Record list
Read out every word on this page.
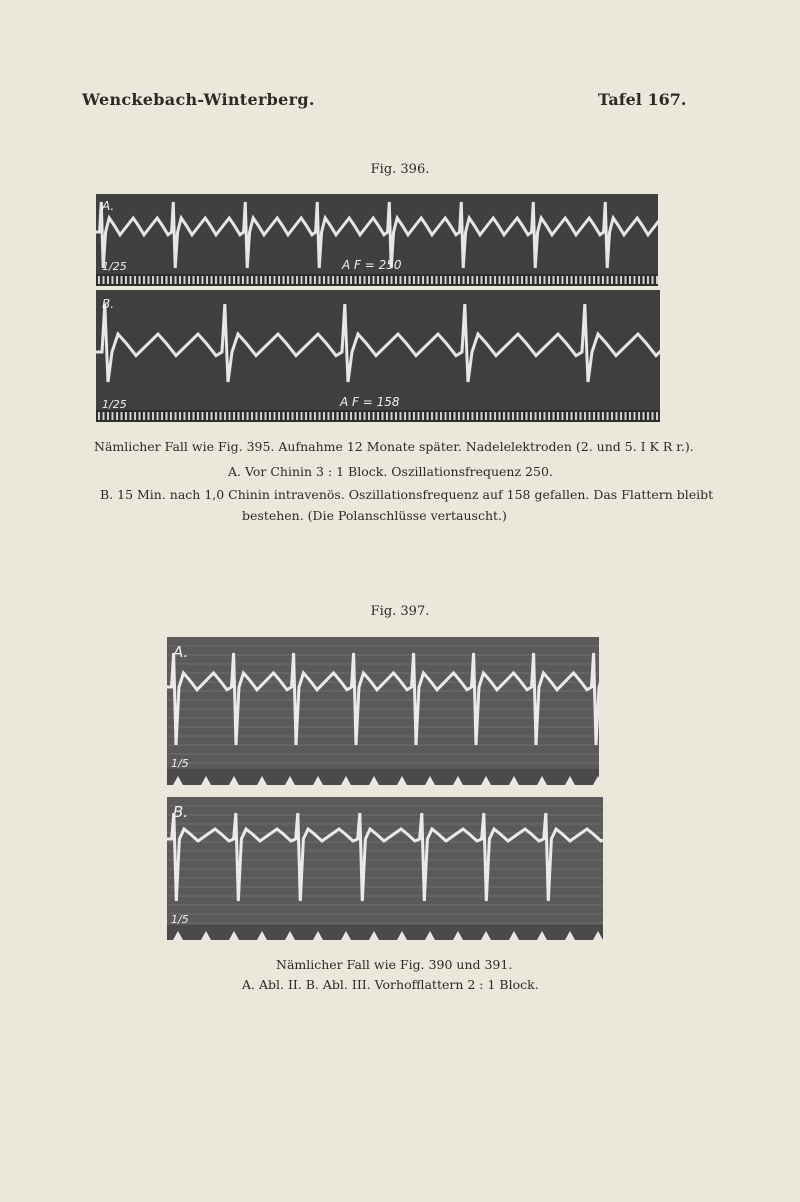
Wenckebach-Winterberg.	Tafel 167.
Fig. 396.
A.
1/25	A F = 250
B.
1/25	A F = 158
Nämlicher Fall wie Fig. 395. Aufnahme 12 Monate später. Nadelelektroden (2. und 5. I K R r.).
A. Vor Chinin 3 : 1 Block. Oszillationsfrequenz 250.
B. 15 Min. nach 1,0 Chinin intravenös. Oszillationsfrequenz auf 158 gefallen. Das Flattern bleibt
bestehen. (Die Polanschlüsse vertauscht.)
Fig. 397.
A.
1/5
B.
1/5
Nämlicher Fall wie Fig. 390 und 391.
A. Abl. II. B. Abl. III. Vorhofflattern 2 : 1 Block.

Set problem
Reply with the number of lines in the material above that contain "Chinin", and nothing more.

Solution to this problem
2